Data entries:
....

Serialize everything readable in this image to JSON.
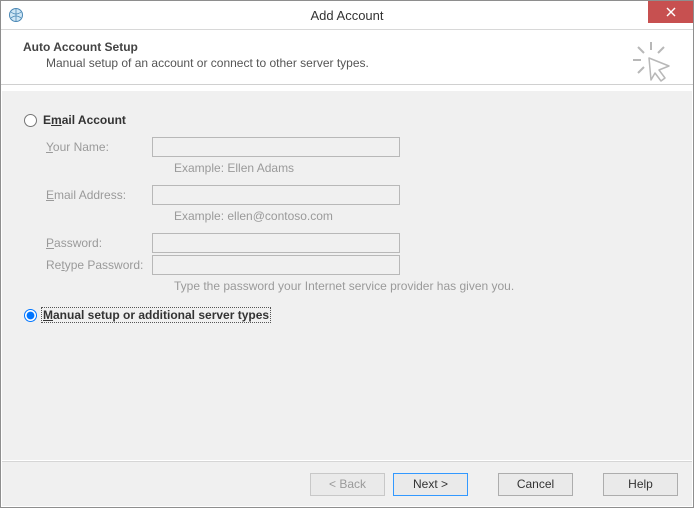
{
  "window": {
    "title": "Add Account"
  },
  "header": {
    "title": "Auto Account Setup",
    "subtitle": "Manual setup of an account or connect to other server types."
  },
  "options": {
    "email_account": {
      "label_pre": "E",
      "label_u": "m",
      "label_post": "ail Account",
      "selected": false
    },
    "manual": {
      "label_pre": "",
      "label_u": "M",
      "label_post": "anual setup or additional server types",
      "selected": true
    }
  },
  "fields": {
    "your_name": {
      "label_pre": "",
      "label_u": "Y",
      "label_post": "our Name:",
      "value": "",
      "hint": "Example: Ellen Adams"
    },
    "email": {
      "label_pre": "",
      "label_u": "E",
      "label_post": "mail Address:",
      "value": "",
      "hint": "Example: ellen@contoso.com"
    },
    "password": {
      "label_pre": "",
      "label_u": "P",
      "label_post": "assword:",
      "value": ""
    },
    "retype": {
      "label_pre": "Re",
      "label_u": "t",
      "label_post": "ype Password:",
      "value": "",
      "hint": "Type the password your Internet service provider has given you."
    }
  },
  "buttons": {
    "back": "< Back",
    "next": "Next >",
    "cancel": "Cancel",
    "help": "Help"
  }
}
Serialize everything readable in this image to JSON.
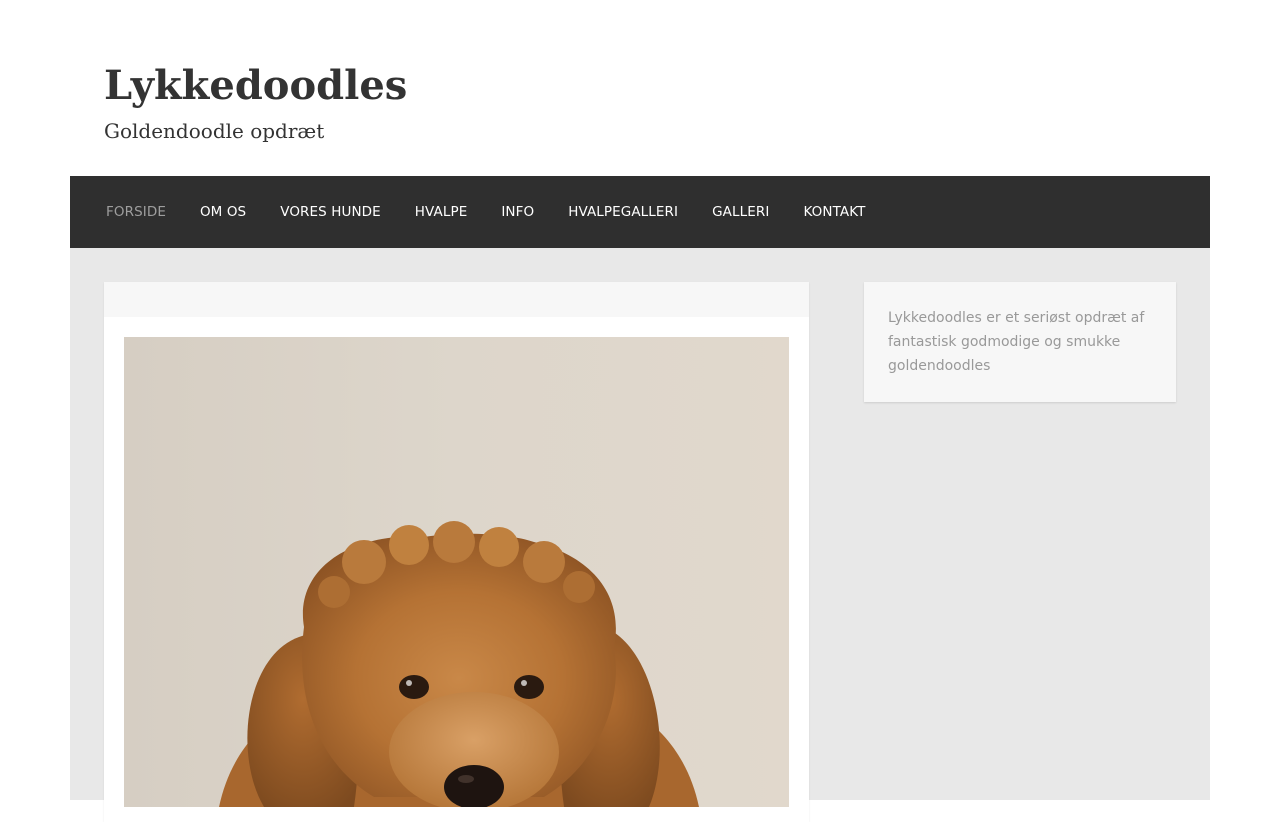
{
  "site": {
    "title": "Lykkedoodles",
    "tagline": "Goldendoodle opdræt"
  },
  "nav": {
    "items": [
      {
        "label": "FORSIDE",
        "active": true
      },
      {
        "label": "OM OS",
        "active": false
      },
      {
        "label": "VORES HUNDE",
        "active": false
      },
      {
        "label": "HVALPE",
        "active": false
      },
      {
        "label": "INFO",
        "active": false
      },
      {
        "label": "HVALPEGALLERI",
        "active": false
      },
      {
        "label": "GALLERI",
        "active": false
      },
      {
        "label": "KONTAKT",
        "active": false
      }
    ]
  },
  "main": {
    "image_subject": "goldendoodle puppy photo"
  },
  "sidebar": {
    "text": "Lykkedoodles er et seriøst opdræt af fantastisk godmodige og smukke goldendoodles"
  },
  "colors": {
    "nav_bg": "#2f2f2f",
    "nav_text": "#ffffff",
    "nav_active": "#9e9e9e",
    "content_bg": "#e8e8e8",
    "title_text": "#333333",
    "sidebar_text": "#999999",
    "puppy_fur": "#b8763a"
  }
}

....

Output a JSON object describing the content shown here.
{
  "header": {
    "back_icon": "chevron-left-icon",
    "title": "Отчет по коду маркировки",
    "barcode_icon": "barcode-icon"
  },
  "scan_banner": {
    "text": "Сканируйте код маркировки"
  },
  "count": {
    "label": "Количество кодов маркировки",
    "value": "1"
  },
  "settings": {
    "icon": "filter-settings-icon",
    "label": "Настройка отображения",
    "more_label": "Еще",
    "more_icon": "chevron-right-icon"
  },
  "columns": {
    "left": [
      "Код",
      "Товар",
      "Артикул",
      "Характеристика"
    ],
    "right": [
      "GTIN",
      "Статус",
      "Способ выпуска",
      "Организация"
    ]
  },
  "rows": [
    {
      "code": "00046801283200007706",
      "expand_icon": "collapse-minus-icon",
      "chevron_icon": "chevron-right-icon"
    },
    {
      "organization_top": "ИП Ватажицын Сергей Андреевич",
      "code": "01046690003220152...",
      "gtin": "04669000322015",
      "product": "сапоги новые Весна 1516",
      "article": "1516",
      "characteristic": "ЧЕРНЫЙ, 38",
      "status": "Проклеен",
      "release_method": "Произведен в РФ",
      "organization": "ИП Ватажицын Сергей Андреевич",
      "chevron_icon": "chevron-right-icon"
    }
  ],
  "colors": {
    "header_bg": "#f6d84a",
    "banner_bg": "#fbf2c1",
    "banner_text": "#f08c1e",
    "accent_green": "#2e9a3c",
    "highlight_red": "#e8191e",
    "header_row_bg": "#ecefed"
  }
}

....

» TASK STATEMENT
Give only the number of lines in the records that include the word "Example".

» ANSWER FOR THIS EXERCISE
2